[Stored data]
......
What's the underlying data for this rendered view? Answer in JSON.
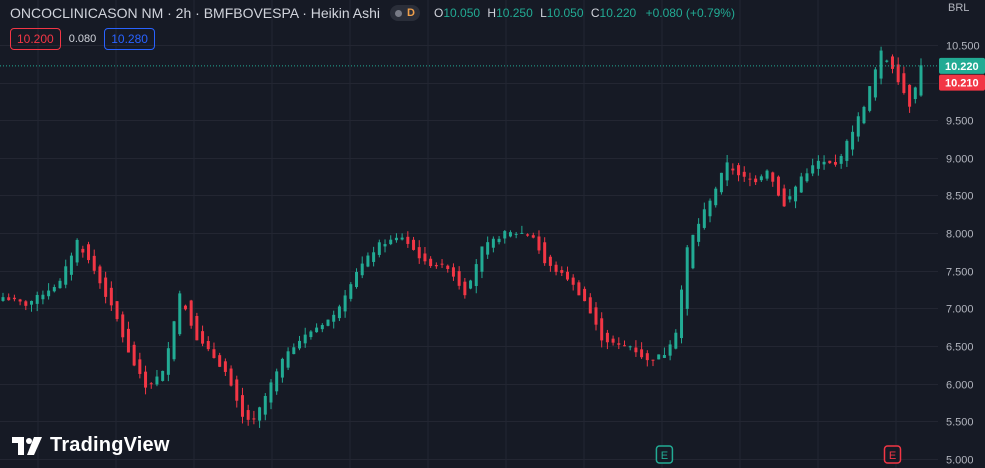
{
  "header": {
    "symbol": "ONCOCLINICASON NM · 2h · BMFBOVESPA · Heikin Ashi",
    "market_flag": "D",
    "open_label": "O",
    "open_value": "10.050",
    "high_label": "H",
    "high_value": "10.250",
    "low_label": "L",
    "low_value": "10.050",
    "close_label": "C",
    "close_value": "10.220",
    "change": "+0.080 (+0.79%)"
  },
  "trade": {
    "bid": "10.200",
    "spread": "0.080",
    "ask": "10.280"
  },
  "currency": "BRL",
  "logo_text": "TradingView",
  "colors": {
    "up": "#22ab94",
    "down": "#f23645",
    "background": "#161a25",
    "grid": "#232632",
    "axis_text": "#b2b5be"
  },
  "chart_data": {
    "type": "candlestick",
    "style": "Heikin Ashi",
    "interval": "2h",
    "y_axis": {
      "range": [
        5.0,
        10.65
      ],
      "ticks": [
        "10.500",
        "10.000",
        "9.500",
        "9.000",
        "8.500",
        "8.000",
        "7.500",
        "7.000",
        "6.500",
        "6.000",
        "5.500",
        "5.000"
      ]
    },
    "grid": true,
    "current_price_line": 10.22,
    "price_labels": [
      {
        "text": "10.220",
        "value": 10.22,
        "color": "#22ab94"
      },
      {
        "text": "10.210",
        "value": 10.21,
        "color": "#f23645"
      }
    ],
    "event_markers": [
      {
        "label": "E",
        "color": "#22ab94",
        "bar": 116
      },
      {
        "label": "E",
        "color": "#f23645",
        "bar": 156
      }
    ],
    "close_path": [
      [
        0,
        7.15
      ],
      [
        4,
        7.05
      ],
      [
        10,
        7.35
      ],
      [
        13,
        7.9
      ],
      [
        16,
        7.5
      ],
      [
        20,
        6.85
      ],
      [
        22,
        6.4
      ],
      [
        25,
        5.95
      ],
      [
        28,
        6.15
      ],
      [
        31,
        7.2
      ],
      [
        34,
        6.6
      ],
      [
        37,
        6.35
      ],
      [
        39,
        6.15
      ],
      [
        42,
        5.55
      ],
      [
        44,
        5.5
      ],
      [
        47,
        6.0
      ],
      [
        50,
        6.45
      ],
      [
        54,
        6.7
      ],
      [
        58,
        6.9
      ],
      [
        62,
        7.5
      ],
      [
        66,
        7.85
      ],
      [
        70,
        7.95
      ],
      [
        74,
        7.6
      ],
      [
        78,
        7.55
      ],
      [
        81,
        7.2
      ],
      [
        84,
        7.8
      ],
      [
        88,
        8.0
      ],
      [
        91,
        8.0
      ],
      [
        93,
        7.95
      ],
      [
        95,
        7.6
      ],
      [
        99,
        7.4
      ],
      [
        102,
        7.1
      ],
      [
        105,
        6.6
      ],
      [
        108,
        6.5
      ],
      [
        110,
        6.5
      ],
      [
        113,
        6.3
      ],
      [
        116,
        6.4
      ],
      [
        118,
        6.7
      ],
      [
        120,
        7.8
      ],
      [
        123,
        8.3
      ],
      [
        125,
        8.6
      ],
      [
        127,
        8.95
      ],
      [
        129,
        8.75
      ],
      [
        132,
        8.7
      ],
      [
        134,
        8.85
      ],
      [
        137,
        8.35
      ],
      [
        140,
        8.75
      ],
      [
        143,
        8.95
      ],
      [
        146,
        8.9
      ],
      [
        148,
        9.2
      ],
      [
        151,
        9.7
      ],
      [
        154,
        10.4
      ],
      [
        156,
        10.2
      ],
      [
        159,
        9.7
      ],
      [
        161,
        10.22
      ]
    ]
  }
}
......
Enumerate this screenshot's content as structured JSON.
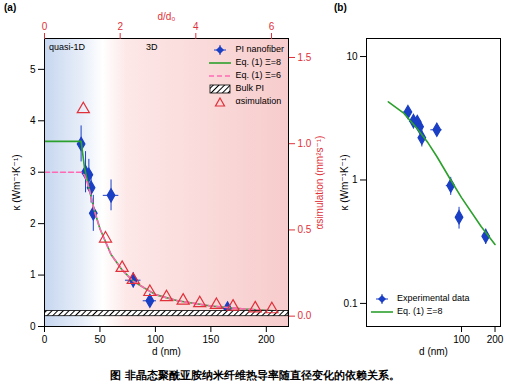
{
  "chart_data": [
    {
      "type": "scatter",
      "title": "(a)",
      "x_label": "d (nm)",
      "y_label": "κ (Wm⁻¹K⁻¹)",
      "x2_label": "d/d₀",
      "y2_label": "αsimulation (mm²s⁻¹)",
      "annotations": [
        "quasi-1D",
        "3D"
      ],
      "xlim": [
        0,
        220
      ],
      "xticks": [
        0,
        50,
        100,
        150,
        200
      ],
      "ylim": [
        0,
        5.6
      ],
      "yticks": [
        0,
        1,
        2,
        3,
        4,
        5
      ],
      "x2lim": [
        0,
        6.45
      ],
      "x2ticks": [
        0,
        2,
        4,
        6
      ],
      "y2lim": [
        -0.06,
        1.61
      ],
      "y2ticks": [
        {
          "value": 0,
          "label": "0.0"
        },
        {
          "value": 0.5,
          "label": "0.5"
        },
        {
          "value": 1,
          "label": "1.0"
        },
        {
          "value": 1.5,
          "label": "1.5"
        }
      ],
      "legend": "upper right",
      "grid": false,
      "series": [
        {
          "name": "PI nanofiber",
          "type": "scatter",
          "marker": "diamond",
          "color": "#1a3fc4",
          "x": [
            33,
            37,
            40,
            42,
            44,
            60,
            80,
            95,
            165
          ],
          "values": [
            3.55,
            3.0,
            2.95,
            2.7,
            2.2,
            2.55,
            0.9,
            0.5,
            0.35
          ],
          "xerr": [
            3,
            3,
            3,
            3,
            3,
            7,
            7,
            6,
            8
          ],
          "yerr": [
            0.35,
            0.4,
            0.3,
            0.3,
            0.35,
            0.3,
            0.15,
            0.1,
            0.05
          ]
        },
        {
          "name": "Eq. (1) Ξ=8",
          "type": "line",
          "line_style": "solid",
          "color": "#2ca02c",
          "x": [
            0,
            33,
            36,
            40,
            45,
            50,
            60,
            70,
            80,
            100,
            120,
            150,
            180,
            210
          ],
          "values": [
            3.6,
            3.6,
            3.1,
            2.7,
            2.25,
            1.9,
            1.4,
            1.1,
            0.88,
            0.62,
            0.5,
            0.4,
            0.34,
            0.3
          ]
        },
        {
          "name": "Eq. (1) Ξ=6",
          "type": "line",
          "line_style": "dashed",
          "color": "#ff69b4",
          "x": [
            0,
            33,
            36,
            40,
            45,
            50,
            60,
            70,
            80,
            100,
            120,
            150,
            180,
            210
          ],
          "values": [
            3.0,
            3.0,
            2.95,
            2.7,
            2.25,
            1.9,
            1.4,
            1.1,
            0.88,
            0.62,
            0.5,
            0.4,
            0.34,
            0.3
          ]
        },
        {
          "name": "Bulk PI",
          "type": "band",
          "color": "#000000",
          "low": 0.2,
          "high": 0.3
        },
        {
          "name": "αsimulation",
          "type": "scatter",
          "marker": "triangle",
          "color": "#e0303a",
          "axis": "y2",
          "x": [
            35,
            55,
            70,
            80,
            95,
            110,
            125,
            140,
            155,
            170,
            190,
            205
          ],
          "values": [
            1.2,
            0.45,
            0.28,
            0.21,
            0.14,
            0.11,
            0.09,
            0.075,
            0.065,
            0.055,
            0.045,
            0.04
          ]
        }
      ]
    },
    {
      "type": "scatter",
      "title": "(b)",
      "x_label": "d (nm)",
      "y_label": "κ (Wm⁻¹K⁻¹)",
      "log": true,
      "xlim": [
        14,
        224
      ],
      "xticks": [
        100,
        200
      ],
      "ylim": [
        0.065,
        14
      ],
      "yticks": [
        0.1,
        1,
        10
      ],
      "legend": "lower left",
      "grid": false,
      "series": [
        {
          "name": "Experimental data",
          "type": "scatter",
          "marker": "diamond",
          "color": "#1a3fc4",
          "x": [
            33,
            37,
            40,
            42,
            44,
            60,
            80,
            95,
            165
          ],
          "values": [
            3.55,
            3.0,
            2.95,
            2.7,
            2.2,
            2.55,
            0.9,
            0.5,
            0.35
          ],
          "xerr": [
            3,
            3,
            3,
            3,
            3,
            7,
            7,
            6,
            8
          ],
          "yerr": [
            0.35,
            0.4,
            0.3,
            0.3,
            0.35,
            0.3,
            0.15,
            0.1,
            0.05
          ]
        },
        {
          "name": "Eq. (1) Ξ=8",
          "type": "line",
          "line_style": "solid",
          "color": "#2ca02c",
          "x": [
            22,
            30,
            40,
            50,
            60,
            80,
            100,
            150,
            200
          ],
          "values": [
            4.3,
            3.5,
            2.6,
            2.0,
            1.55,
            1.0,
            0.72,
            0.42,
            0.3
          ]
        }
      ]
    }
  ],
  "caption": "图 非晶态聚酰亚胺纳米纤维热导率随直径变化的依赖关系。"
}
......
• **Requirement**:
Where a line of the data holds "name", show that line.

• **Output below**:
          "name": "PI nanofiber",
          "name": "Eq. (1) Ξ=8",
          "name": "Eq. (1) Ξ=6",
          "name": "Bulk PI",
          "name": "αsimulation",
          "name": "Experimental data",
          "name": "Eq. (1) Ξ=8",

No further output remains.